TASK BRIEF:
Would you quote every entry exactly, dropping only the pictures?

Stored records
— START —
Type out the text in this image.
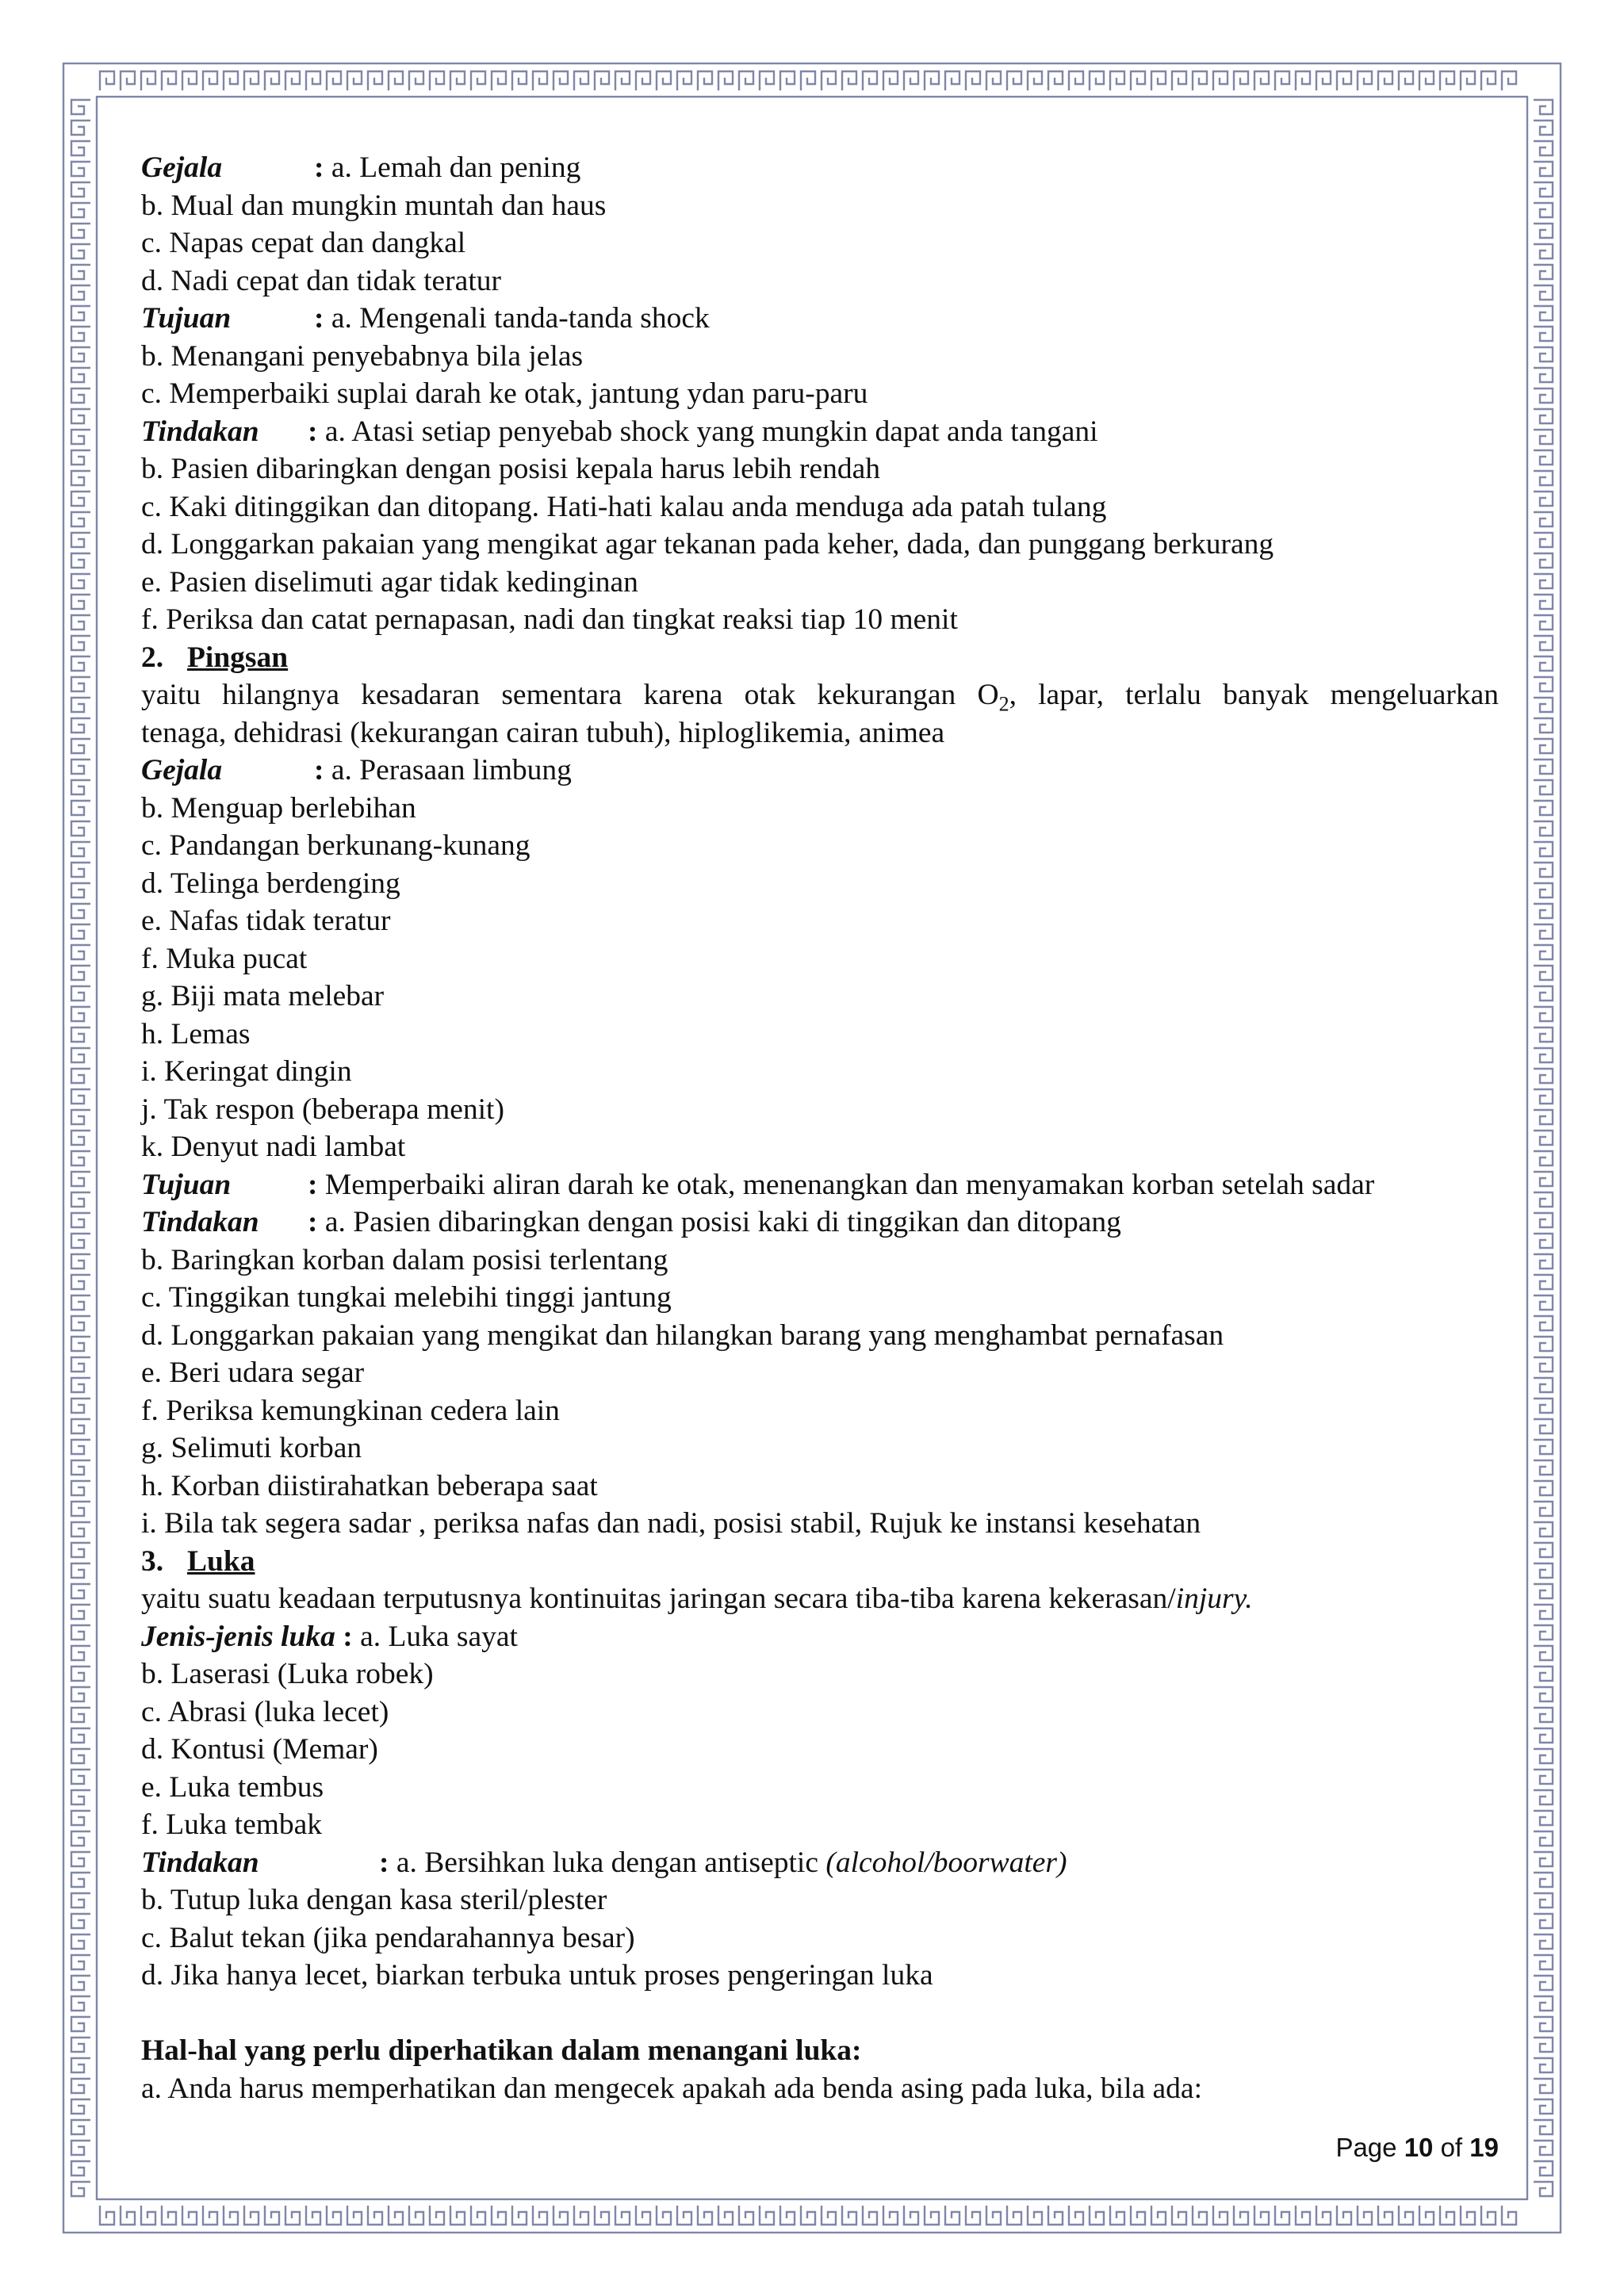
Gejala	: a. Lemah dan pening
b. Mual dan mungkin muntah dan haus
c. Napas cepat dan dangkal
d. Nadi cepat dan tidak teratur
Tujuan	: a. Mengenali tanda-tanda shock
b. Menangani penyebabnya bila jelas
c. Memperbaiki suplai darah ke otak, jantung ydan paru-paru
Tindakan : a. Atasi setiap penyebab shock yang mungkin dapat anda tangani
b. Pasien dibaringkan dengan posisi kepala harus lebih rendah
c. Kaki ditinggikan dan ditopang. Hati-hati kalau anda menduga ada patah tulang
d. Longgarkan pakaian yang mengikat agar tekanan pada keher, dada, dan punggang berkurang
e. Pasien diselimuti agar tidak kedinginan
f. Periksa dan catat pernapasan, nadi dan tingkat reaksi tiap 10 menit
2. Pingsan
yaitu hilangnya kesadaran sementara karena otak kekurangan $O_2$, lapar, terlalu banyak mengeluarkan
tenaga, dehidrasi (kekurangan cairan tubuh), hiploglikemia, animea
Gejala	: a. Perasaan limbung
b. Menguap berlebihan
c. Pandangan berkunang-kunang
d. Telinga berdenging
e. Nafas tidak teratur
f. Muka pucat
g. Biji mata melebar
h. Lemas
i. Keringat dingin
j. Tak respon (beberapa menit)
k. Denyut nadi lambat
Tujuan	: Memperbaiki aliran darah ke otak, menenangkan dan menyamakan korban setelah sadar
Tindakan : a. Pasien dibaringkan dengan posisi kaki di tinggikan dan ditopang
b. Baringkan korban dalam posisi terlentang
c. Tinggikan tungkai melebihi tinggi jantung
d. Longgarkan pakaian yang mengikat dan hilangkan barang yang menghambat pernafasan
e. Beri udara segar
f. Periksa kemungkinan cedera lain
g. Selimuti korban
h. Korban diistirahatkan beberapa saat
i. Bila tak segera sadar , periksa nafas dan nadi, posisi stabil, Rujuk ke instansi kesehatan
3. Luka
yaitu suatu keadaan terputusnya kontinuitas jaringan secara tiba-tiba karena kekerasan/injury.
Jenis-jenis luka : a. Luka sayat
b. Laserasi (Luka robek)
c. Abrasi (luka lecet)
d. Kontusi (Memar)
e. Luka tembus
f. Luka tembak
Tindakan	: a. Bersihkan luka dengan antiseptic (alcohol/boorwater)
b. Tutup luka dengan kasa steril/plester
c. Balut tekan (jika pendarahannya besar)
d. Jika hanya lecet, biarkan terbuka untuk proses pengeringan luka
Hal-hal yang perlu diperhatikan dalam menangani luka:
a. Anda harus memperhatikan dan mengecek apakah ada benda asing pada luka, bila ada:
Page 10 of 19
— END —
RESPONSE TO THE TASK:
Type out the text in this image.
Gejala	: a. Lemah dan pening
b. Mual dan mungkin muntah dan haus
c. Napas cepat dan dangkal
d. Nadi cepat dan tidak teratur
Tujuan	: a. Mengenali tanda-tanda shock
b. Menangani penyebabnya bila jelas
c. Memperbaiki suplai darah ke otak, jantung ydan paru-paru
Tindakan : a. Atasi setiap penyebab shock yang mungkin dapat anda tangani
b. Pasien dibaringkan dengan posisi kepala harus lebih rendah
c. Kaki ditinggikan dan ditopang. Hati-hati kalau anda menduga ada patah tulang
d. Longgarkan pakaian yang mengikat agar tekanan pada keher, dada, dan punggang berkurang
e. Pasien diselimuti agar tidak kedinginan
f. Periksa dan catat pernapasan, nadi dan tingkat reaksi tiap 10 menit
2. Pingsan
yaitu hilangnya kesadaran sementara karena otak kekurangan $O_2$, lapar, terlalu banyak mengeluarkan
tenaga, dehidrasi (kekurangan cairan tubuh), hiploglikemia, animea
Gejala	: a. Perasaan limbung
b. Menguap berlebihan
c. Pandangan berkunang-kunang
d. Telinga berdenging
e. Nafas tidak teratur
f. Muka pucat
g. Biji mata melebar
h. Lemas
i. Keringat dingin
j. Tak respon (beberapa menit)
k. Denyut nadi lambat
Tujuan	: Memperbaiki aliran darah ke otak, menenangkan dan menyamakan korban setelah sadar
Tindakan : a. Pasien dibaringkan dengan posisi kaki di tinggikan dan ditopang
b. Baringkan korban dalam posisi terlentang
c. Tinggikan tungkai melebihi tinggi jantung
d. Longgarkan pakaian yang mengikat dan hilangkan barang yang menghambat pernafasan
e. Beri udara segar
f. Periksa kemungkinan cedera lain
g. Selimuti korban
h. Korban diistirahatkan beberapa saat
i. Bila tak segera sadar , periksa nafas dan nadi, posisi stabil, Rujuk ke instansi kesehatan
3. Luka
yaitu suatu keadaan terputusnya kontinuitas jaringan secara tiba-tiba karena kekerasan/injury.
Jenis-jenis luka : a. Luka sayat
b. Laserasi (Luka robek)
c. Abrasi (luka lecet)
d. Kontusi (Memar)
e. Luka tembus
f. Luka tembak
Tindakan	: a. Bersihkan luka dengan antiseptic (alcohol/boorwater)
b. Tutup luka dengan kasa steril/plester
c. Balut tekan (jika pendarahannya besar)
d. Jika hanya lecet, biarkan terbuka untuk proses pengeringan luka
Hal-hal yang perlu diperhatikan dalam menangani luka:
a. Anda harus memperhatikan dan mengecek apakah ada benda asing pada luka, bila ada:
Page 10 of 19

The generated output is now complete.